* _WHAT THE TASK REQUIRES_
Leaving out every picture, quote the data below exactly as it appears.

* _DATA SUPPLIED_
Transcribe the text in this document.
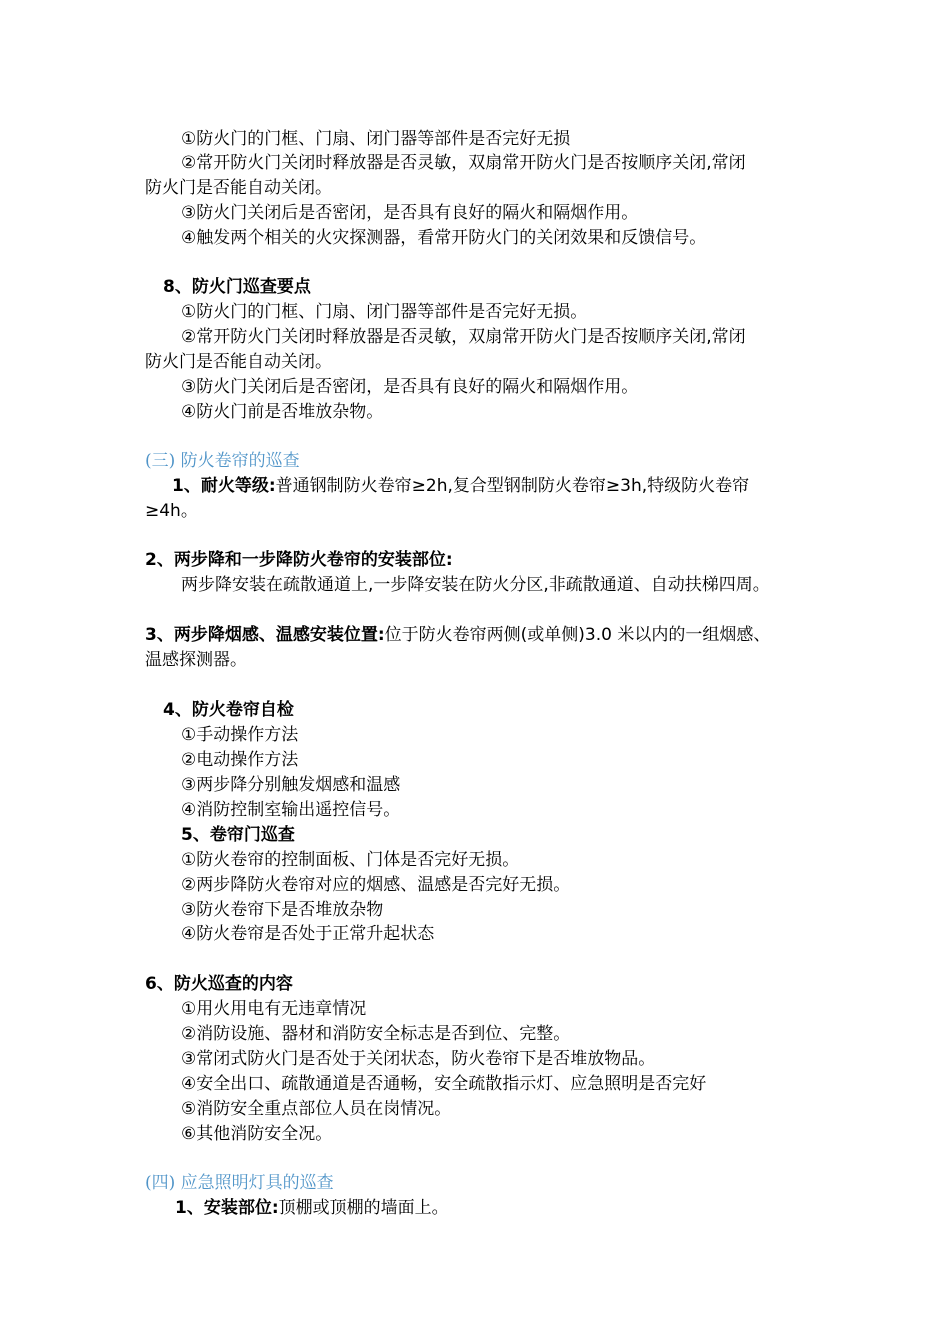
①防火门的门框、门扇、闭门器等部件是否完好无损
②常开防火门关闭时释放器是否灵敏，双扇常开防火门是否按顺序关闭,常闭
防火门是否能自动关闭。
③防火门关闭后是否密闭，是否具有良好的隔火和隔烟作用。
④触发两个相关的火灾探测器，看常开防火门的关闭效果和反馈信号。
8、防火门巡查要点
①防火门的门框、门扇、闭门器等部件是否完好无损。
②常开防火门关闭时释放器是否灵敏，双扇常开防火门是否按顺序关闭,常闭
防火门是否能自动关闭。
③防火门关闭后是否密闭，是否具有良好的隔火和隔烟作用。
④防火门前是否堆放杂物。
(三) 防火卷帘的巡查
1、耐火等级:普通钢制防火卷帘≥2h,复合型钢制防火卷帘≥3h,特级防火卷帘
≥4h。
2、两步降和一步降防火卷帘的安装部位:
两步降安装在疏散通道上,一步降安装在防火分区,非疏散通道、自动扶梯四周。
3、两步降烟感、温感安装位置:位于防火卷帘两侧(或单侧)3.0 米以内的一组烟感、
温感探测器。
4、防火卷帘自检
①手动操作方法
②电动操作方法
③两步降分别触发烟感和温感
④消防控制室输出遥控信号。
5、卷帘门巡查
①防火卷帘的控制面板、门体是否完好无损。
②两步降防火卷帘对应的烟感、温感是否完好无损。
③防火卷帘下是否堆放杂物
④防火卷帘是否处于正常升起状态
6、防火巡查的内容
①用火用电有无违章情况
②消防设施、器材和消防安全标志是否到位、完整。
③常闭式防火门是否处于关闭状态，防火卷帘下是否堆放物品。
④安全出口、疏散通道是否通畅，安全疏散指示灯、应急照明是否完好
⑤消防安全重点部位人员在岗情况。
⑥其他消防安全况。
(四) 应急照明灯具的巡查
1、安装部位:顶棚或顶棚的墙面上。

* _SOLUTION TO THE EXERCISE_
Transcribe the text in this document.
①防火门的门框、门扇、闭门器等部件是否完好无损
②常开防火门关闭时释放器是否灵敏，双扇常开防火门是否按顺序关闭,常闭
防火门是否能自动关闭。
③防火门关闭后是否密闭，是否具有良好的隔火和隔烟作用。
④触发两个相关的火灾探测器，看常开防火门的关闭效果和反馈信号。
8、防火门巡查要点
①防火门的门框、门扇、闭门器等部件是否完好无损。
②常开防火门关闭时释放器是否灵敏，双扇常开防火门是否按顺序关闭,常闭
防火门是否能自动关闭。
③防火门关闭后是否密闭，是否具有良好的隔火和隔烟作用。
④防火门前是否堆放杂物。
(三) 防火卷帘的巡查
1、耐火等级:普通钢制防火卷帘≥2h,复合型钢制防火卷帘≥3h,特级防火卷帘
≥4h。
2、两步降和一步降防火卷帘的安装部位:
两步降安装在疏散通道上,一步降安装在防火分区,非疏散通道、自动扶梯四周。
3、两步降烟感、温感安装位置:位于防火卷帘两侧(或单侧)3.0 米以内的一组烟感、
温感探测器。
4、防火卷帘自检
①手动操作方法
②电动操作方法
③两步降分别触发烟感和温感
④消防控制室输出遥控信号。
5、卷帘门巡查
①防火卷帘的控制面板、门体是否完好无损。
②两步降防火卷帘对应的烟感、温感是否完好无损。
③防火卷帘下是否堆放杂物
④防火卷帘是否处于正常升起状态
6、防火巡查的内容
①用火用电有无违章情况
②消防设施、器材和消防安全标志是否到位、完整。
③常闭式防火门是否处于关闭状态，防火卷帘下是否堆放物品。
④安全出口、疏散通道是否通畅，安全疏散指示灯、应急照明是否完好
⑤消防安全重点部位人员在岗情况。
⑥其他消防安全况。
(四) 应急照明灯具的巡查
1、安装部位:顶棚或顶棚的墙面上。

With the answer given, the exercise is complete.